• **SHORT EXERCISE**
Exactly as they appear, copy the lines of the listing from the one containing "Extract all readable text from this page." through the final line, both included, and nothing else.

• **RECORDED INFORMATION**
= = = = =

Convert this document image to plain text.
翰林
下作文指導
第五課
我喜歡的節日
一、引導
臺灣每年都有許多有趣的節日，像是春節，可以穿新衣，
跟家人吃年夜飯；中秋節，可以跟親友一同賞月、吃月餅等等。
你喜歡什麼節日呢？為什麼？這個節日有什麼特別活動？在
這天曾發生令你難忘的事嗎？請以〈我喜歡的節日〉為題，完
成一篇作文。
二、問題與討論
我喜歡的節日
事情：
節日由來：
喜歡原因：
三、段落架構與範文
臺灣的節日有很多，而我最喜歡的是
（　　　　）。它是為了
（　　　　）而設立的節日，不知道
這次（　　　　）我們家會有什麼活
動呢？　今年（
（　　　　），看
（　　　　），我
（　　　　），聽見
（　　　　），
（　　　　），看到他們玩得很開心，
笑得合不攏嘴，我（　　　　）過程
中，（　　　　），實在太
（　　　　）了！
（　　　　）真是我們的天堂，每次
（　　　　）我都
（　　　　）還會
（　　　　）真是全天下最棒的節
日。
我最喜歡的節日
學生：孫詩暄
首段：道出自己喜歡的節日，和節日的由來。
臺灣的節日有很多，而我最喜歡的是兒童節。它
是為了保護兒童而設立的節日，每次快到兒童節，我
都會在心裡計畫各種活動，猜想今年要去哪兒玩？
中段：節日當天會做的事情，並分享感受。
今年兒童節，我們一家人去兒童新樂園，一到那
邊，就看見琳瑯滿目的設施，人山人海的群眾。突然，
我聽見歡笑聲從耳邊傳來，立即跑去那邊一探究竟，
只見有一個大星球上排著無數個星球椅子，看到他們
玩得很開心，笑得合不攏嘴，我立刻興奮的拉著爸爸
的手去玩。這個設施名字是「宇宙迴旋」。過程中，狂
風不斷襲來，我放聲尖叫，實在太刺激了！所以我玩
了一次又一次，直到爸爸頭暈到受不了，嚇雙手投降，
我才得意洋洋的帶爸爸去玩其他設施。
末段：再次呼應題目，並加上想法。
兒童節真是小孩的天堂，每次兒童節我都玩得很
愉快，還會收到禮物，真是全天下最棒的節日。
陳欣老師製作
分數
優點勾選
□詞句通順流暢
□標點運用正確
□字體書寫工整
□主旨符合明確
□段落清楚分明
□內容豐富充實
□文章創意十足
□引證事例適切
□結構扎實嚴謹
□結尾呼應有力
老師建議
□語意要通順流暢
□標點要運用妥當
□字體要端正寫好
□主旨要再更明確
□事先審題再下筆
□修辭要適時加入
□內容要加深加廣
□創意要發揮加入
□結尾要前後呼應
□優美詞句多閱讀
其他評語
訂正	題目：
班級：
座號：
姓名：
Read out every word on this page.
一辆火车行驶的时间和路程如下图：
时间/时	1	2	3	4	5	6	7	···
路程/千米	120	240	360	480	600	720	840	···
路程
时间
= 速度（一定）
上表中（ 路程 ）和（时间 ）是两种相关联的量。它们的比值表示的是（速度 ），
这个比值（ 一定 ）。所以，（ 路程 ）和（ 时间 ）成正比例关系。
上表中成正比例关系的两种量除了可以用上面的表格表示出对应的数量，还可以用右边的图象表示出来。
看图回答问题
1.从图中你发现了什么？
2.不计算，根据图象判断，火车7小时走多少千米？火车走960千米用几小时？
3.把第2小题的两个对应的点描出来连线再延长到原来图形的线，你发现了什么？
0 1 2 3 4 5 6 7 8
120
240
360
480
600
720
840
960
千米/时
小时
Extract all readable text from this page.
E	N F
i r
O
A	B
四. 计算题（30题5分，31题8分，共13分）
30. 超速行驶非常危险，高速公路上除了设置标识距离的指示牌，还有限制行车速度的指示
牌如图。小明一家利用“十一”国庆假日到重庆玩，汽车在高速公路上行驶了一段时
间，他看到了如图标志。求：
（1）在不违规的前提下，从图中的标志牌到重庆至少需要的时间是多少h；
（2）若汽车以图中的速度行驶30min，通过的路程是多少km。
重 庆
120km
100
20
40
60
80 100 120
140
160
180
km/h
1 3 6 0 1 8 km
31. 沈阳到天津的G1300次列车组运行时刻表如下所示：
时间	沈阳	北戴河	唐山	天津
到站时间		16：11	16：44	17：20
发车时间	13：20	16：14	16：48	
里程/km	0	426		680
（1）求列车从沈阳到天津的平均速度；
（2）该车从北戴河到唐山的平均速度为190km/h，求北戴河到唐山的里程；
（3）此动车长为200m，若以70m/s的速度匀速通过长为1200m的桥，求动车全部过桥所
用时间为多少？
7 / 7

= = = = =

• **ANSWER BELOW**
Extract all readable text from this page.
E	N F
i r
O
A	B
四. 计算题（30题5分，31题8分，共13分）
30. 超速行驶非常危险，高速公路上除了设置标识距离的指示牌，还有限制行车速度的指示
牌如图。小明一家利用“十一”国庆假日到重庆玩，汽车在高速公路上行驶了一段时
间，他看到了如图标志。求：
（1）在不违规的前提下，从图中的标志牌到重庆至少需要的时间是多少h；
（2）若汽车以图中的速度行驶30min，通过的路程是多少km。
重 庆
120km
100
20
40
60
80 100 120
140
160
180
km/h
1 3 6 0 1 8 km
31. 沈阳到天津的G1300次列车组运行时刻表如下所示：
时间	沈阳	北戴河	唐山	天津
到站时间		16：11	16：44	17：20
发车时间	13：20	16：14	16：48	
里程/km	0	426		680
（1）求列车从沈阳到天津的平均速度；
（2）该车从北戴河到唐山的平均速度为190km/h，求北戴河到唐山的里程；
（3）此动车长为200m，若以70m/s的速度匀速通过长为1200m的桥，求动车全部过桥所
用时间为多少？
7 / 7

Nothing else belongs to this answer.